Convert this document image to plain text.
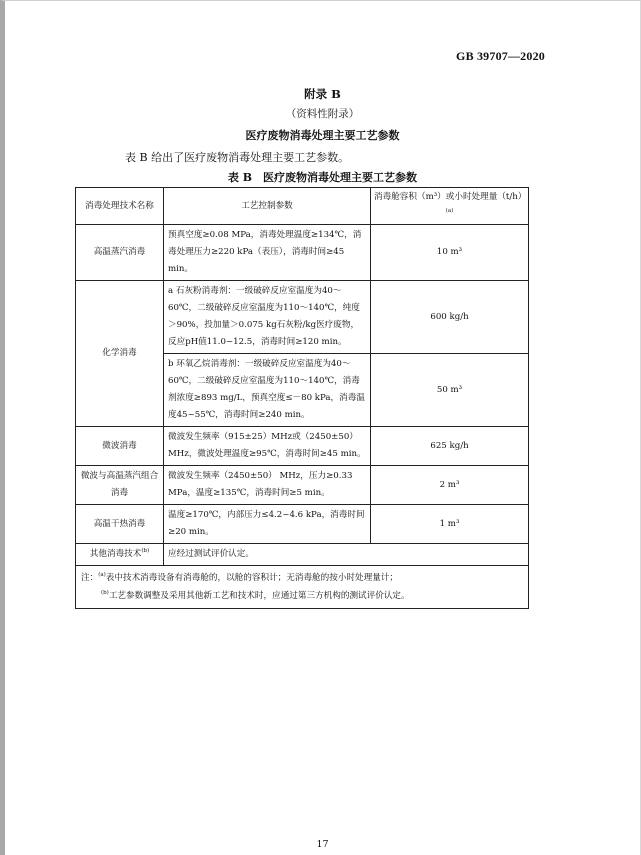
GB 39707—2020
附录 B
（资料性附录）
医疗废物消毒处理主要工艺参数
表 B 给出了医疗废物消毒处理主要工艺参数。
表 B　医疗废物消毒处理主要工艺参数
消毒处理技术名称	工艺控制参数	消毒舱容积（m³）或小时处理量$(t/h)^{(a)}$
高温蒸汽消毒	预真空度≥0.08 MPa，消毒处理温度≥134℃，消毒处理压力≥220 kPa（表压），消毒时间≥45 min。	10 m³
化学消毒	a 石灰粉消毒剂：一级破碎反应室温度为40～60℃，二级破碎反应室温度为110～140℃，纯度＞90%，投加量＞0.075 kg石灰粉/kg医疗废物，反应pH值11.0~12.5，消毒时间≥120 min。	600 kg/h
	b 环氧乙烷消毒剂：一级破碎反应室温度为40～60℃，二级破碎反应室温度为110～140℃，消毒剂浓度≥893 mg/L，预真空度≤－80 kPa，消毒温度45~55℃，消毒时间≥240 min。	50 m³
微波消毒	微波发生频率（915±25）MHz或（2450±50）MHz，微波处理温度≥95℃，消毒时间≥45 min。	625 kg/h
微波与高温蒸汽组合消毒	微波发生频率（2450±50） MHz，压力≥0.33 MPa，温度≥135℃，消毒时间≥5 min。	2 m³
高温干热消毒	温度≥170℃，内部压力≤4.2~4.6 kPa，消毒时间≥20 min。	1 m³
其他消毒技术$^{(b)}$	应经过测试评价认定。	

注：$^{(a)}$表中技术消毒设备有消毒舱的，以舱的容积计；无消毒舱的按小时处理量计；
$^{(b)}$工艺参数调整及采用其他新工艺和技术时，应通过第三方机构的测试评价认定。		
17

════════

TASK GOAL. Set the listing down in full and exactly. Pictures within it should not appear in the copy.

FULL RESPONSE.
Convert this document image to plain text.
GB 39707—2020
附录 B
（资料性附录）
医疗废物消毒处理主要工艺参数
表 B 给出了医疗废物消毒处理主要工艺参数。
表 B　医疗废物消毒处理主要工艺参数
消毒处理技术名称	工艺控制参数	消毒舱容积（m³）或小时处理量$(t/h)^{(a)}$
高温蒸汽消毒	预真空度≥0.08 MPa，消毒处理温度≥134℃，消毒处理压力≥220 kPa（表压），消毒时间≥45 min。	10 m³
化学消毒	a 石灰粉消毒剂：一级破碎反应室温度为40～60℃，二级破碎反应室温度为110～140℃，纯度＞90%，投加量＞0.075 kg石灰粉/kg医疗废物，反应pH值11.0~12.5，消毒时间≥120 min。	600 kg/h
	b 环氧乙烷消毒剂：一级破碎反应室温度为40～60℃，二级破碎反应室温度为110～140℃，消毒剂浓度≥893 mg/L，预真空度≤－80 kPa，消毒温度45~55℃，消毒时间≥240 min。	50 m³
微波消毒	微波发生频率（915±25）MHz或（2450±50）MHz，微波处理温度≥95℃，消毒时间≥45 min。	625 kg/h
微波与高温蒸汽组合消毒	微波发生频率（2450±50） MHz，压力≥0.33 MPa，温度≥135℃，消毒时间≥5 min。	2 m³
高温干热消毒	温度≥170℃，内部压力≤4.2~4.6 kPa，消毒时间≥20 min。	1 m³
其他消毒技术$^{(b)}$	应经过测试评价认定。	

注：$^{(a)}$表中技术消毒设备有消毒舱的，以舱的容积计；无消毒舱的按小时处理量计；
$^{(b)}$工艺参数调整及采用其他新工艺和技术时，应通过第三方机构的测试评价认定。		
17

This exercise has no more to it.